++++ Data extract ++++
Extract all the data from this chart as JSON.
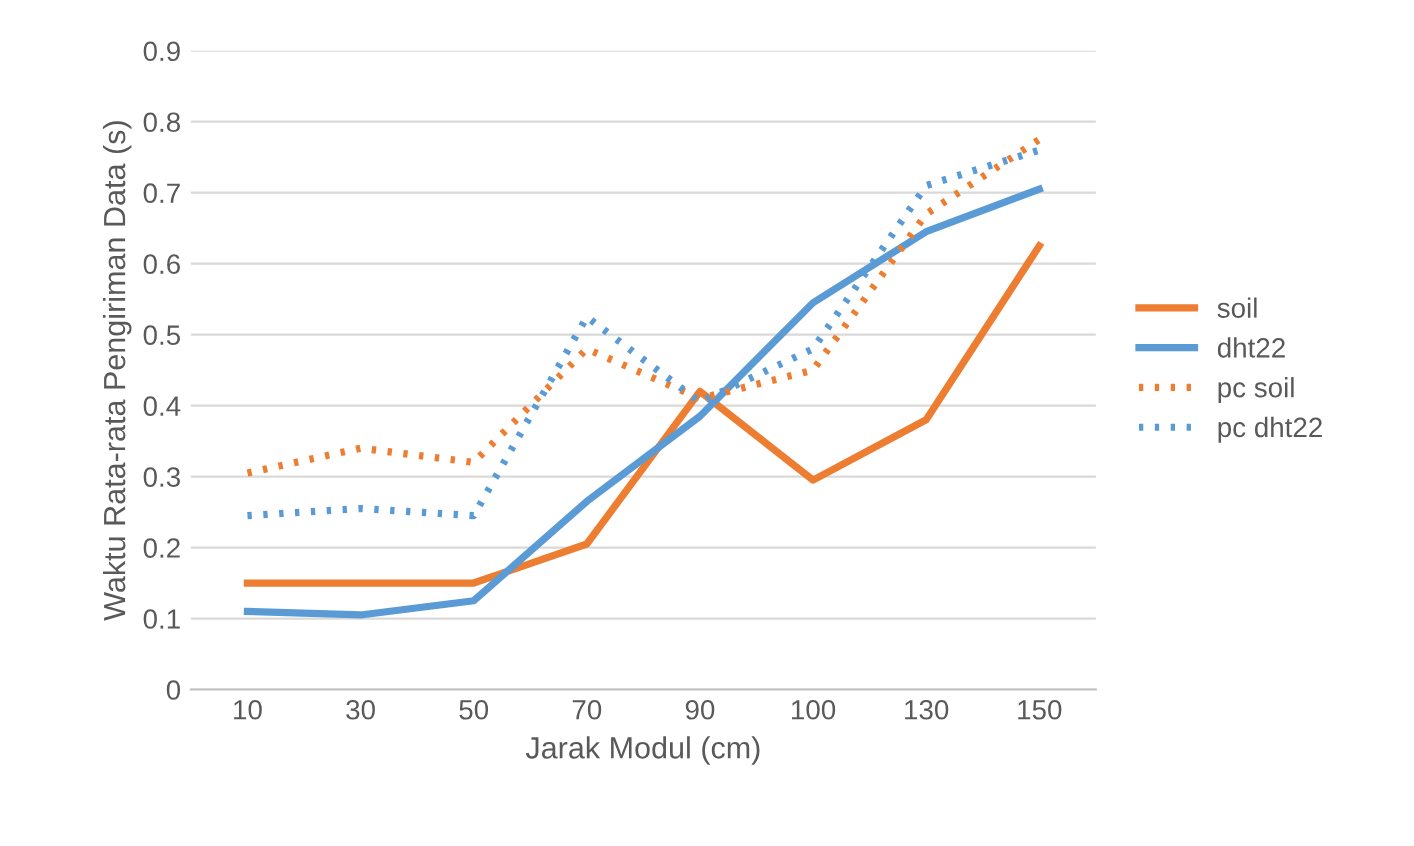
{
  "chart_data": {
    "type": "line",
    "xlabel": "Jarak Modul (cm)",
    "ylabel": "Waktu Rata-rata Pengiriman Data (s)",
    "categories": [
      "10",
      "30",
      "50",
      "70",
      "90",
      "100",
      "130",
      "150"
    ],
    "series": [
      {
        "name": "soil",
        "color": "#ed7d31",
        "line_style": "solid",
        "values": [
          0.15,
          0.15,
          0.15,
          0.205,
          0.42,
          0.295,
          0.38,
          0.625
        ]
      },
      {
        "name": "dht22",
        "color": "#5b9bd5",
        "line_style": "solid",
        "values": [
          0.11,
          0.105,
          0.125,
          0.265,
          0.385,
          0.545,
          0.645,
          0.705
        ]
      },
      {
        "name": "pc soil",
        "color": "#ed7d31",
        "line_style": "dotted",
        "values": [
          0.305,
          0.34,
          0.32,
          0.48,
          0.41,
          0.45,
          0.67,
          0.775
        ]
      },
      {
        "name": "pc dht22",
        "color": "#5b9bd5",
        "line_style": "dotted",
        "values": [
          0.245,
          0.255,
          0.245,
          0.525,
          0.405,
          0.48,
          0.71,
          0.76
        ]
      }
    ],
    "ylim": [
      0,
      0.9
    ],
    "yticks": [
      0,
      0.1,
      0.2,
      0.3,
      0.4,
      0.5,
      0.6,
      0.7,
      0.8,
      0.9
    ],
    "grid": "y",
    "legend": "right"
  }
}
++++
++++ Data extract ++++
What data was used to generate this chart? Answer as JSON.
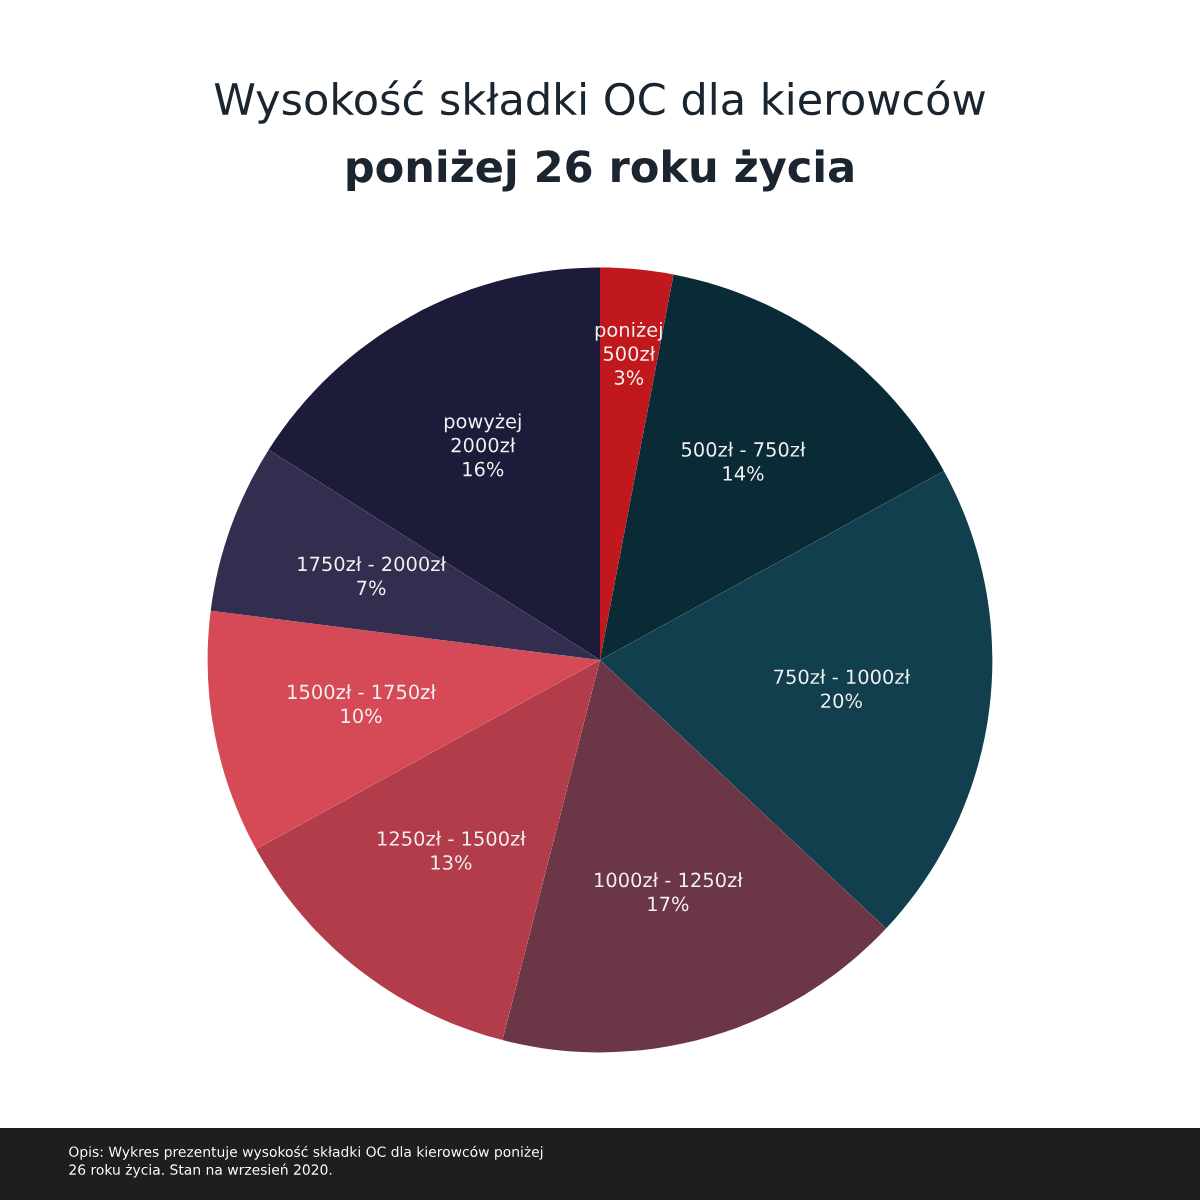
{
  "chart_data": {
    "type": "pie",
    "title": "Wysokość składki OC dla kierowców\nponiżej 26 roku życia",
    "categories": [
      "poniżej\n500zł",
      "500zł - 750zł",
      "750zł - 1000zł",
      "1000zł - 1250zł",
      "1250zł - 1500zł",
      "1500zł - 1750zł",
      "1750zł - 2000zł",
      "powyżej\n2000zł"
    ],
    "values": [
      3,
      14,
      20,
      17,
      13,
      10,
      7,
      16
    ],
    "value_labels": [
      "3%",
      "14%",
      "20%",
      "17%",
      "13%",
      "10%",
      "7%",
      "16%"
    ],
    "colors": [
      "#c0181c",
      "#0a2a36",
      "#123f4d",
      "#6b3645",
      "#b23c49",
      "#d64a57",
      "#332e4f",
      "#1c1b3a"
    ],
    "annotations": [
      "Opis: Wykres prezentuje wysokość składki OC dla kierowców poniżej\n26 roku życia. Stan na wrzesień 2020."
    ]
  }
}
++++
▶ The task: Identify the lines in the entries that hold "kierowców" and return each one.

▶ Reply:
    "title": "Wysokość składki OC dla kierowców\nponiżej 26 roku życia",
      "Opis: Wykres prezentuje wysokość składki OC dla kierowców poniżej\n26 roku życia. Stan na wrzesień 2020."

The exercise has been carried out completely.